• _STATED TASK_
Only the number is wanted: how many lines contain the string "Depth"?

## begin

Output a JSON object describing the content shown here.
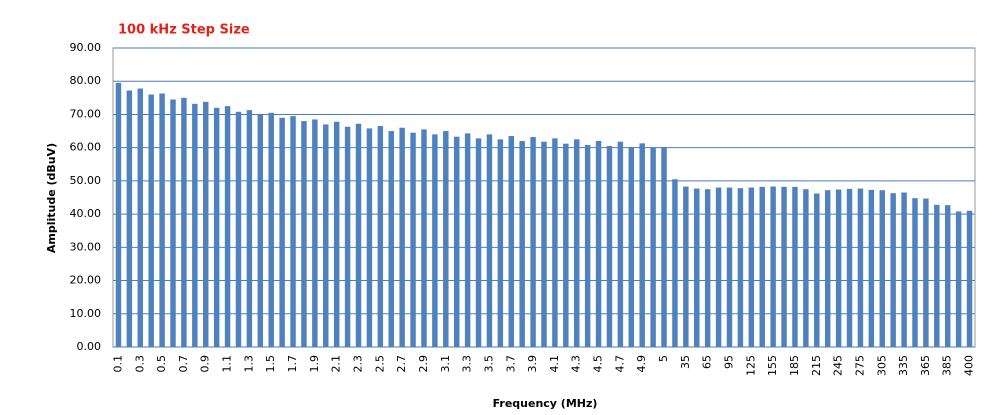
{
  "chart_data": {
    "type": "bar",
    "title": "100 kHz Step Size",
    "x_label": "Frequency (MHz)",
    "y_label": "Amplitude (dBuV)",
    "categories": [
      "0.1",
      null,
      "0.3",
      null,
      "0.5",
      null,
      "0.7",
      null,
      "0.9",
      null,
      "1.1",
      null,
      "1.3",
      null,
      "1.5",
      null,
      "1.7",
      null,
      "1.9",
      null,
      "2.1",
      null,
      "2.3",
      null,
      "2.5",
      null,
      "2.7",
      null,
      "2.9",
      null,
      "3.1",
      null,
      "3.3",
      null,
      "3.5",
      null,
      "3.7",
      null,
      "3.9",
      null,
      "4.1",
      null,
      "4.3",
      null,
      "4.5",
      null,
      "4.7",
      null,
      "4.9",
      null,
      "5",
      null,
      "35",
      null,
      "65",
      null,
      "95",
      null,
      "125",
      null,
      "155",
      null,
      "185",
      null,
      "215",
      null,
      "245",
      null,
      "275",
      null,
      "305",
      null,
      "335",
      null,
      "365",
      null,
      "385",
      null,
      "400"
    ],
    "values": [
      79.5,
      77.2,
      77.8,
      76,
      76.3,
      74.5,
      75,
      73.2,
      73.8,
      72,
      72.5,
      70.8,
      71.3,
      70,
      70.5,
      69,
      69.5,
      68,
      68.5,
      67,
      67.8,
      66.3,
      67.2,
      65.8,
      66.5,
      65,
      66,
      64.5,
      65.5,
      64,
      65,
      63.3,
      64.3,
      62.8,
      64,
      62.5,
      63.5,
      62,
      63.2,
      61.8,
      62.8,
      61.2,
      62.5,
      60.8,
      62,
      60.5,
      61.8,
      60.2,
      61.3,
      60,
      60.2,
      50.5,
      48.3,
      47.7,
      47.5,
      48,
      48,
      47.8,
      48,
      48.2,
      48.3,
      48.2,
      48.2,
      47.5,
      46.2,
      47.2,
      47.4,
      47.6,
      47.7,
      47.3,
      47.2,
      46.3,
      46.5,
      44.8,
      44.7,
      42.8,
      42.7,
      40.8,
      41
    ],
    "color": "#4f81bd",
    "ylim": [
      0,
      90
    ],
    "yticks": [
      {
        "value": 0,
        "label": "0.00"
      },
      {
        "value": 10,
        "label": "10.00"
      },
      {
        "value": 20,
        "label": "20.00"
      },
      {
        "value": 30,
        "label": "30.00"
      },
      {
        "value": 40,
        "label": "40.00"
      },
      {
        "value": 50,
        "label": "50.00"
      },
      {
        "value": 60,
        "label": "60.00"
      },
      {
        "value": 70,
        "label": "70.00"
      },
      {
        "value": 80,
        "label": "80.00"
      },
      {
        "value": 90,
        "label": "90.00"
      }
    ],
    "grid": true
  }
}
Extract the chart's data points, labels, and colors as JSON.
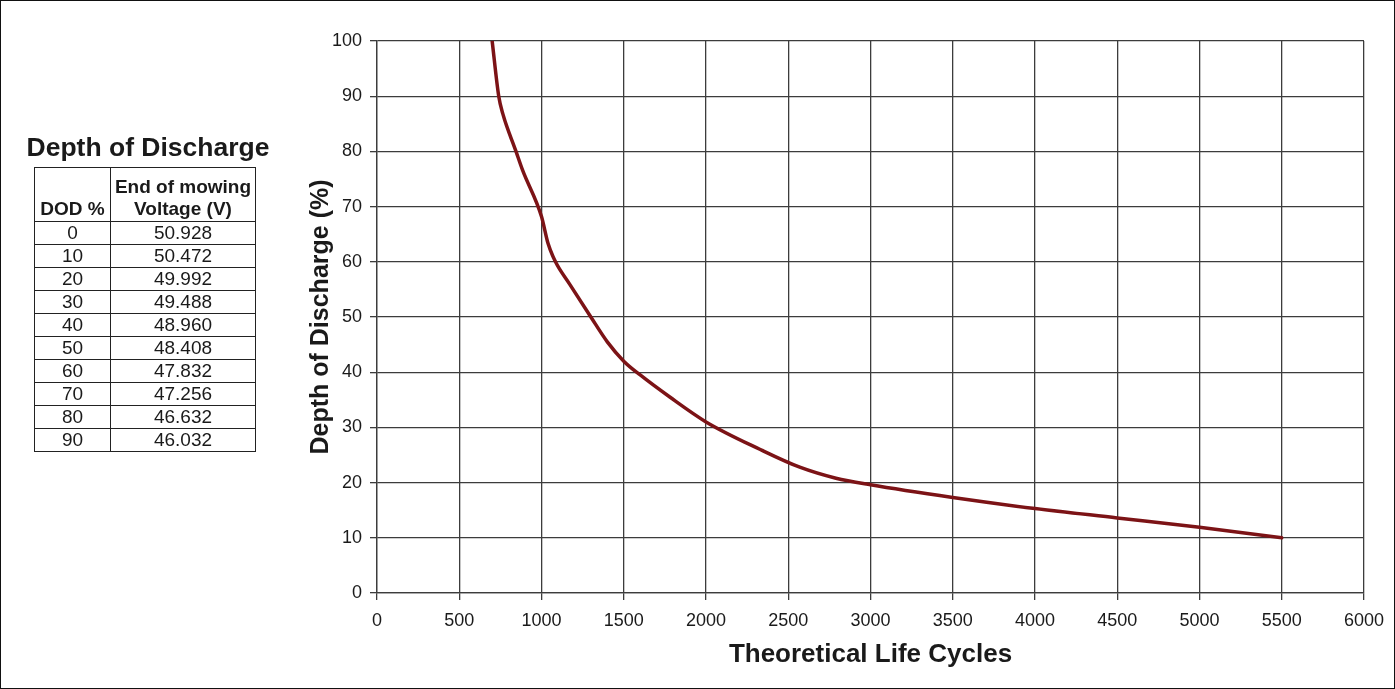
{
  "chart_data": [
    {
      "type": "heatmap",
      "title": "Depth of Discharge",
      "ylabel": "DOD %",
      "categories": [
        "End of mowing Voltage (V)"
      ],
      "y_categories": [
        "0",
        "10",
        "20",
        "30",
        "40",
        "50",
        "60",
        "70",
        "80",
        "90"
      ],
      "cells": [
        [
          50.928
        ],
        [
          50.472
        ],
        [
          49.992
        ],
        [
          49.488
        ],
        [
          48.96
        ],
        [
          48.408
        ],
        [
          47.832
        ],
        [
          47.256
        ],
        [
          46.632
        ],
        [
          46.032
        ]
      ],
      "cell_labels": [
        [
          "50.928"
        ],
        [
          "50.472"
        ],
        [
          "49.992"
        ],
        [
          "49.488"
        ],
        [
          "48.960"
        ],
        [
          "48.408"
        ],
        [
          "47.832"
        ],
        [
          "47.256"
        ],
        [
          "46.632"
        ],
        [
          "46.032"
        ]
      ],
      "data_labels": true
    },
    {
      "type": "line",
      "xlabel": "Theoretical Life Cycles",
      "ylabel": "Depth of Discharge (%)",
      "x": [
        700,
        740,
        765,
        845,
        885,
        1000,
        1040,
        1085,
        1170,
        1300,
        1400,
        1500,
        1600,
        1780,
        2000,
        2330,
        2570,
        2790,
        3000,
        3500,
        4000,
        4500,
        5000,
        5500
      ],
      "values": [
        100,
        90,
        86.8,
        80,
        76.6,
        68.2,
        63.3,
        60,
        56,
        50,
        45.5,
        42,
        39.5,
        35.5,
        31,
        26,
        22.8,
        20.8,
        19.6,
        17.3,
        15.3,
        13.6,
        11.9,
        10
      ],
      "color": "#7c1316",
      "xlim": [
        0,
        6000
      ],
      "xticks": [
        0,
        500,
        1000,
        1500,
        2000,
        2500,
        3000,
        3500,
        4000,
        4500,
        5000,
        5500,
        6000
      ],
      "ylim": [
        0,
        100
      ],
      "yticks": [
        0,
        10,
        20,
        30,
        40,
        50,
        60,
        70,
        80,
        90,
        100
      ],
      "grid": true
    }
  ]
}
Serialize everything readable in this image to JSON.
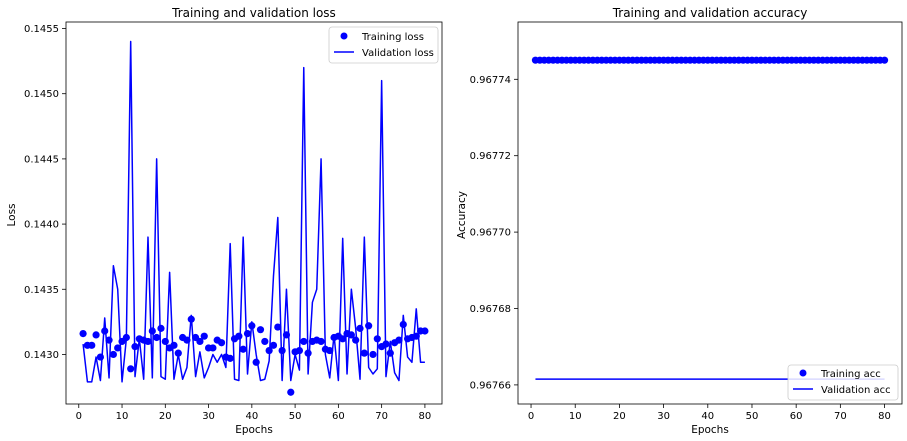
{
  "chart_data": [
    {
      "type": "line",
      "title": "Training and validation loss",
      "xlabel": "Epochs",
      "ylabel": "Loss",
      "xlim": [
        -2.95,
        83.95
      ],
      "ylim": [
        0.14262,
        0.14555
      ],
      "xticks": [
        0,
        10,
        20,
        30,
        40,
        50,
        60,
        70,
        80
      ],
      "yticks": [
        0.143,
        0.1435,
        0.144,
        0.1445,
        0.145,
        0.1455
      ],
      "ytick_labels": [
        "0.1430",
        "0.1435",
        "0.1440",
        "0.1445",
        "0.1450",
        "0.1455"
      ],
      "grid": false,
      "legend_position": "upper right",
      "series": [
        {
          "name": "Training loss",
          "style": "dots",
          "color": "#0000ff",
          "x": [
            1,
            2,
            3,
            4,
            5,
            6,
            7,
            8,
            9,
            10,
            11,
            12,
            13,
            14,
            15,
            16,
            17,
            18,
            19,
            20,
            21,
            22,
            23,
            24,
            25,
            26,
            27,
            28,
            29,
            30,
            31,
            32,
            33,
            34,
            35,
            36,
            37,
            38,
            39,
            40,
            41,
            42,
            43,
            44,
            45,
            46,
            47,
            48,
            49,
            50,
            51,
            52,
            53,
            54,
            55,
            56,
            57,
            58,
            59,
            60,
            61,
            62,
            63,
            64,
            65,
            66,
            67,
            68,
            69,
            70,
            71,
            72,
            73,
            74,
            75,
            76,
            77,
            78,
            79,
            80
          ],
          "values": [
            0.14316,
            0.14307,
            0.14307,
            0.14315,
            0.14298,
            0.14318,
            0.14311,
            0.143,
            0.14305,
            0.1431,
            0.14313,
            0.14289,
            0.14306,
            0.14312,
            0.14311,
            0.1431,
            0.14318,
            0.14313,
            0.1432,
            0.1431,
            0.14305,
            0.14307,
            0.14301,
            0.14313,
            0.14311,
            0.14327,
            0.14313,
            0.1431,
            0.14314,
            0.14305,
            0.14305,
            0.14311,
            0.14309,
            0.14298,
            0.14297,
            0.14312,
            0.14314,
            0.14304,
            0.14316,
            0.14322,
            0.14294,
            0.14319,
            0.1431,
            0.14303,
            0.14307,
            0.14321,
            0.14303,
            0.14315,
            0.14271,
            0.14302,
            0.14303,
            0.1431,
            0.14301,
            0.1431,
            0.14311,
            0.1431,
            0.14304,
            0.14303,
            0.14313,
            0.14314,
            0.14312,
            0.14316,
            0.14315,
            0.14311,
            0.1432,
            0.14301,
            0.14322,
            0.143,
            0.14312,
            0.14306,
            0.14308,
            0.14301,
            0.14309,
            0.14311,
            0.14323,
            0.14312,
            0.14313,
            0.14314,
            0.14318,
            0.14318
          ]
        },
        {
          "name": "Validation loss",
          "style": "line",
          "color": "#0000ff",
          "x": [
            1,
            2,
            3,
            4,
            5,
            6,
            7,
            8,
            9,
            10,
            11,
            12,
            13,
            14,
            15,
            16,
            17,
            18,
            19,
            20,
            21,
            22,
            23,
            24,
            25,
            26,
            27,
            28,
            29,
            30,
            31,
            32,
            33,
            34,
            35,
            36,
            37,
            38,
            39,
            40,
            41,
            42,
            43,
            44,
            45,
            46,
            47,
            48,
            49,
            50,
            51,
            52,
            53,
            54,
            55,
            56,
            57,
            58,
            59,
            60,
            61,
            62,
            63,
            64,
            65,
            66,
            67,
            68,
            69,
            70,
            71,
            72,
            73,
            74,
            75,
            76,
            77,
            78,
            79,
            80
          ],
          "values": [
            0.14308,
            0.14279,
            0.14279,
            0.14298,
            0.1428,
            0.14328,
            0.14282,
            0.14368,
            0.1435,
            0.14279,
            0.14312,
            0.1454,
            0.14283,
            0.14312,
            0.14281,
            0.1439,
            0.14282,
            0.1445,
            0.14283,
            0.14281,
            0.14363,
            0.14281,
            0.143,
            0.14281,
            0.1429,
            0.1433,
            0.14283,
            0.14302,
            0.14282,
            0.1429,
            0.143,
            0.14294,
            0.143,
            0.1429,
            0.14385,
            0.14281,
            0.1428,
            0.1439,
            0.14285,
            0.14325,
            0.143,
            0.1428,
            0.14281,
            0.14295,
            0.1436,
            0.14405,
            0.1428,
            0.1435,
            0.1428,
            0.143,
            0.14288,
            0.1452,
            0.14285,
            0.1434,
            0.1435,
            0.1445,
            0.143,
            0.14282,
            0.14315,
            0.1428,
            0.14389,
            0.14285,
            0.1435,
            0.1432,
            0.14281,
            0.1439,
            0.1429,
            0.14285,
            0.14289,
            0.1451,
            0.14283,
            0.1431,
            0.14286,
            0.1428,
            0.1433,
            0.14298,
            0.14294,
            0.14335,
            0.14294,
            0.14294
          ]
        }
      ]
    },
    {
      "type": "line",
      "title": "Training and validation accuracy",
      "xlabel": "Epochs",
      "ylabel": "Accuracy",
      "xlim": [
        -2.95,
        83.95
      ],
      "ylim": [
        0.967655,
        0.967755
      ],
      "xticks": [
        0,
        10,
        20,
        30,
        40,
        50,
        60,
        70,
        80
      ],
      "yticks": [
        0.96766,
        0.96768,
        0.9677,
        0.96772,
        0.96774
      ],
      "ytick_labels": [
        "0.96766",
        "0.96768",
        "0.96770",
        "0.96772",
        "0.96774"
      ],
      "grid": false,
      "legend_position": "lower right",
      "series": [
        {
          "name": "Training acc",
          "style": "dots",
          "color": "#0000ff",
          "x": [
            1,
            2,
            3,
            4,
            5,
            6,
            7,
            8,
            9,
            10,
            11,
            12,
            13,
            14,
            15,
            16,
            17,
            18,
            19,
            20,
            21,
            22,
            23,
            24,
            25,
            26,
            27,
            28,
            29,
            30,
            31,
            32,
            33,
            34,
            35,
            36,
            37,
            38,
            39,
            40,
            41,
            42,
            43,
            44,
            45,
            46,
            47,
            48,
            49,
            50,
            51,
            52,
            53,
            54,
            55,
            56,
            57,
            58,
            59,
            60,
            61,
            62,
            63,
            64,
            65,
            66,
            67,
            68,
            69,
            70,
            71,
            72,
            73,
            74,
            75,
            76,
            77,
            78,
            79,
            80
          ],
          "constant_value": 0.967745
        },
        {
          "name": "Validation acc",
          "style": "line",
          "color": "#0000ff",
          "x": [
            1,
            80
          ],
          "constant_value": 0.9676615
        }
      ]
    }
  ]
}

## end

• _FULL SOLUTION_
2